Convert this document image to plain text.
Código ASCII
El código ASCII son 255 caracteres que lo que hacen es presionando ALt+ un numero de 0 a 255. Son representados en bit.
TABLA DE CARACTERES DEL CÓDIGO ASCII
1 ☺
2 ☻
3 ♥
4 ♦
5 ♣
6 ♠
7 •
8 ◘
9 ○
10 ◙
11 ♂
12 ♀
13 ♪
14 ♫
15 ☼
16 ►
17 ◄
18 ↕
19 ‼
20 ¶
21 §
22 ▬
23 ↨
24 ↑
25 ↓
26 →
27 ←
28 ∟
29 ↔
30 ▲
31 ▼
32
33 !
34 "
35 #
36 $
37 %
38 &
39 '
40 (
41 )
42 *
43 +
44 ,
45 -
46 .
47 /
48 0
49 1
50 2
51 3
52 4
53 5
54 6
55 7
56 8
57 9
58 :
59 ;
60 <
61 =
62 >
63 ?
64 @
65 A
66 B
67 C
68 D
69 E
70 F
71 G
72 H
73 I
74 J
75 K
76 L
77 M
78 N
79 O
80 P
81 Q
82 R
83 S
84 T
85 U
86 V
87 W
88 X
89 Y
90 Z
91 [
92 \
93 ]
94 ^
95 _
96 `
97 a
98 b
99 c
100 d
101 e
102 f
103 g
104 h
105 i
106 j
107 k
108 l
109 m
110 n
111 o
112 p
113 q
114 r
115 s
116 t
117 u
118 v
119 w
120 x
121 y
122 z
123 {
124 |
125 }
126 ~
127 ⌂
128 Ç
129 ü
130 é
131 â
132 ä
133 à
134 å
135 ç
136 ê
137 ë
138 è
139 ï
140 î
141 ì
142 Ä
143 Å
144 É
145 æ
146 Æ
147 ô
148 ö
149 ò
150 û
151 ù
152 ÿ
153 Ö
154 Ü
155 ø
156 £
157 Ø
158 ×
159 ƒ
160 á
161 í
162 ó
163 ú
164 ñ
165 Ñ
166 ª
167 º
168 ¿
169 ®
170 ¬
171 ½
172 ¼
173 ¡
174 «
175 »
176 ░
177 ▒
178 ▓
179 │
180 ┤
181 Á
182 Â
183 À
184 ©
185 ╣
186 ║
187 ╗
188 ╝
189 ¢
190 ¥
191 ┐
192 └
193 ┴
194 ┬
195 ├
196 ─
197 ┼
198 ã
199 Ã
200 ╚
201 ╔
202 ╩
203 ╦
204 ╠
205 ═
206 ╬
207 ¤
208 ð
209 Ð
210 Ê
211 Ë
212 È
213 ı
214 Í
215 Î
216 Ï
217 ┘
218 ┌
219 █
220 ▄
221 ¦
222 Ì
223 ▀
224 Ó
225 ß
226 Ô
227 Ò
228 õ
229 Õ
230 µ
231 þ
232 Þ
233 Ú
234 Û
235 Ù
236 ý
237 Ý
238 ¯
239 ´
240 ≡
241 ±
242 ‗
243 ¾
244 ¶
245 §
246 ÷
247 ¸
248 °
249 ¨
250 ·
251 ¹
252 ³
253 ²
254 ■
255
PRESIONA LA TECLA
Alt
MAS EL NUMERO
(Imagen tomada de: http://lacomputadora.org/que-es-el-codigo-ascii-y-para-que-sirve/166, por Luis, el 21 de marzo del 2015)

══════════

### WHAT THE TASK REQUIRES
Repeat the listing exactly, from its first line to its last.

### FULL SOLUTION
Convert this document image to plain text.
Código ASCII
El código ASCII son 255 caracteres que lo que hacen es presionando ALt+ un numero de 0 a 255. Son representados en bit.
TABLA DE CARACTERES DEL CÓDIGO ASCII
1 ☺
2 ☻
3 ♥
4 ♦
5 ♣
6 ♠
7 •
8 ◘
9 ○
10 ◙
11 ♂
12 ♀
13 ♪
14 ♫
15 ☼
16 ►
17 ◄
18 ↕
19 ‼
20 ¶
21 §
22 ▬
23 ↨
24 ↑
25 ↓
26 →
27 ←
28 ∟
29 ↔
30 ▲
31 ▼
32
33 !
34 "
35 #
36 $
37 %
38 &
39 '
40 (
41 )
42 *
43 +
44 ,
45 -
46 .
47 /
48 0
49 1
50 2
51 3
52 4
53 5
54 6
55 7
56 8
57 9
58 :
59 ;
60 <
61 =
62 >
63 ?
64 @
65 A
66 B
67 C
68 D
69 E
70 F
71 G
72 H
73 I
74 J
75 K
76 L
77 M
78 N
79 O
80 P
81 Q
82 R
83 S
84 T
85 U
86 V
87 W
88 X
89 Y
90 Z
91 [
92 \
93 ]
94 ^
95 _
96 `
97 a
98 b
99 c
100 d
101 e
102 f
103 g
104 h
105 i
106 j
107 k
108 l
109 m
110 n
111 o
112 p
113 q
114 r
115 s
116 t
117 u
118 v
119 w
120 x
121 y
122 z
123 {
124 |
125 }
126 ~
127 ⌂
128 Ç
129 ü
130 é
131 â
132 ä
133 à
134 å
135 ç
136 ê
137 ë
138 è
139 ï
140 î
141 ì
142 Ä
143 Å
144 É
145 æ
146 Æ
147 ô
148 ö
149 ò
150 û
151 ù
152 ÿ
153 Ö
154 Ü
155 ø
156 £
157 Ø
158 ×
159 ƒ
160 á
161 í
162 ó
163 ú
164 ñ
165 Ñ
166 ª
167 º
168 ¿
169 ®
170 ¬
171 ½
172 ¼
173 ¡
174 «
175 »
176 ░
177 ▒
178 ▓
179 │
180 ┤
181 Á
182 Â
183 À
184 ©
185 ╣
186 ║
187 ╗
188 ╝
189 ¢
190 ¥
191 ┐
192 └
193 ┴
194 ┬
195 ├
196 ─
197 ┼
198 ã
199 Ã
200 ╚
201 ╔
202 ╩
203 ╦
204 ╠
205 ═
206 ╬
207 ¤
208 ð
209 Ð
210 Ê
211 Ë
212 È
213 ı
214 Í
215 Î
216 Ï
217 ┘
218 ┌
219 █
220 ▄
221 ¦
222 Ì
223 ▀
224 Ó
225 ß
226 Ô
227 Ò
228 õ
229 Õ
230 µ
231 þ
232 Þ
233 Ú
234 Û
235 Ù
236 ý
237 Ý
238 ¯
239 ´
240 ≡
241 ±
242 ‗
243 ¾
244 ¶
245 §
246 ÷
247 ¸
248 °
249 ¨
250 ·
251 ¹
252 ³
253 ²
254 ■
255
PRESIONA LA TECLA
Alt
MAS EL NUMERO
(Imagen tomada de: http://lacomputadora.org/que-es-el-codigo-ascii-y-para-que-sirve/166, por Luis, el 21 de marzo del 2015)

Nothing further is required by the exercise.